** begin READING TEXT **

And sir, my last question is, so what will be the contribution of this Blueloop range to our turnover, say, 2-3 years down the line in terms of percentage of our overall turnover?
Yeah. So I answered this in the last question that today, we are at around 26% of our contribution in terms of our sales from Blueloop products. And by 2030, we want to take this to beyond 90%. So essentially, today, say, we are at 26 and 90, so a gap of 65%. And we have a, let's say, six years or seven years. So we can say 10% delta every year.
Sustainable product.
Sustainable product.
Margin for Blueloop and other conventional products are the same, or they differ?
These are all price-sensitive information, I could imagine. At the same time, you can imagine that the Blueloop is a sustainable product. Yeah. It is going to help Mother Earth.
Okay, sir. Thank you. All the best.
Thank you. The next question is from the line of Lakshmi Narayanan from Tunga Investments. Please go ahead. Mr. Lakshmi Narayanan, you're sounding a little low.
Is it better now?
No, no. Could you please hold your device closer to you?
Hello?
Yes, Mr. Lakshmi Narayanan.
Is it better now?
Yes, yes. Please go ahead.
Yeah. Two questions. First is that if I look at the packaging material cost of the top-line FMCG companies that are listed and if I compare over the last five years, the revenues have actually been I mean, or the packaging material costs have been continuously coming down. And they actually enter into reverse auctions with players like you. So my question is that on a long-term basis, how do you look at it? How much of your currently the business comes through these reverse auctions where there's always a you're calibrated on per-ton basis of the films or how do you think about that?
Yeah. Thanks for the question. It's a very good question. So I mean, you are going through a lot of other financials of FMCG and also. I mean, your observations through that the packaging cost for these companies are coming down and all their challenges in terms of the reverse auction and all. So having said that, even when we look at the Huhtamaki materials, we are doing everything possible at our end. We are working on even to cost competitiveness in terms of improving our efficiencies, working on our overhead, and all other things. So it will be very difficult to say that how much is coming through reverse auction, how much is coming through normal other channels and all.

** end READING TEXT **
** begin RECORD SET **

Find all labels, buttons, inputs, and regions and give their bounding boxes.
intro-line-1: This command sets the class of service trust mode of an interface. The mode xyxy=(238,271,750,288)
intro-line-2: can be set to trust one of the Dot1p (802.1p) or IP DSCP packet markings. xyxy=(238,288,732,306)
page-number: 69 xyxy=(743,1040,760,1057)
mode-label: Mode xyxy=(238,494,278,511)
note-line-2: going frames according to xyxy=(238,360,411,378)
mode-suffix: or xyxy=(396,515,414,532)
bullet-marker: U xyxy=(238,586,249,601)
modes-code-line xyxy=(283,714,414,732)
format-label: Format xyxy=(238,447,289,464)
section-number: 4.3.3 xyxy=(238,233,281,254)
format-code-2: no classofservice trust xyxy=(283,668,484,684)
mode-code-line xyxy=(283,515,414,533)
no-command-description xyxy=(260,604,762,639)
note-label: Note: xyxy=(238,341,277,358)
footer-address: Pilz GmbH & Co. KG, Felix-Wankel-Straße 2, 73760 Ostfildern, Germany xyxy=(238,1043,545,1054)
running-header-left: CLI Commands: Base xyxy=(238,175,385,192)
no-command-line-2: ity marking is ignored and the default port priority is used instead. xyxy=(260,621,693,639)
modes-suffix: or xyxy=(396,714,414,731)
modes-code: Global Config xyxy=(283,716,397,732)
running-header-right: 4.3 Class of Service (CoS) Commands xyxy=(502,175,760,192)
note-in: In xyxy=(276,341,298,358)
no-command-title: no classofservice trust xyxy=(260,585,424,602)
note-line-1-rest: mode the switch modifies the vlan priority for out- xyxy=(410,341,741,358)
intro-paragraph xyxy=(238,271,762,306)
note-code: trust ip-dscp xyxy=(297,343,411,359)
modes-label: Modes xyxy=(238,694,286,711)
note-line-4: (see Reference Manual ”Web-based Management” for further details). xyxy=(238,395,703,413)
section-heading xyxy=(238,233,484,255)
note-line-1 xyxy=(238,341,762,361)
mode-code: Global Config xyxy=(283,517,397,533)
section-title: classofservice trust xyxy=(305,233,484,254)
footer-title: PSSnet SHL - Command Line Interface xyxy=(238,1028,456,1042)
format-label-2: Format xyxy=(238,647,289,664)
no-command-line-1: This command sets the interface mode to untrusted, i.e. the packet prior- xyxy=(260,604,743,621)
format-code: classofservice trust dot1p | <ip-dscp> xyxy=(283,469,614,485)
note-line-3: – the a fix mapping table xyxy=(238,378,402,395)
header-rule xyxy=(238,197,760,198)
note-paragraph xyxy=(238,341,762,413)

** end RECORD SET **

Rewrite the stretch of the call transcript from "Thank you. The" through "Mr. Lakshmi Narayanan.", substituting "phone" for "device".

REPLY TO THE EXERCISE ▸
Thank you. The next question is from the line of Lakshmi Narayanan from Tunga Investments. Please go ahead. Mr. Lakshmi Narayanan, you're sounding a little low.
Is it better now?
No, no. Could you please hold your phone closer to you?
Hello?
Yes, Mr. Lakshmi Narayanan.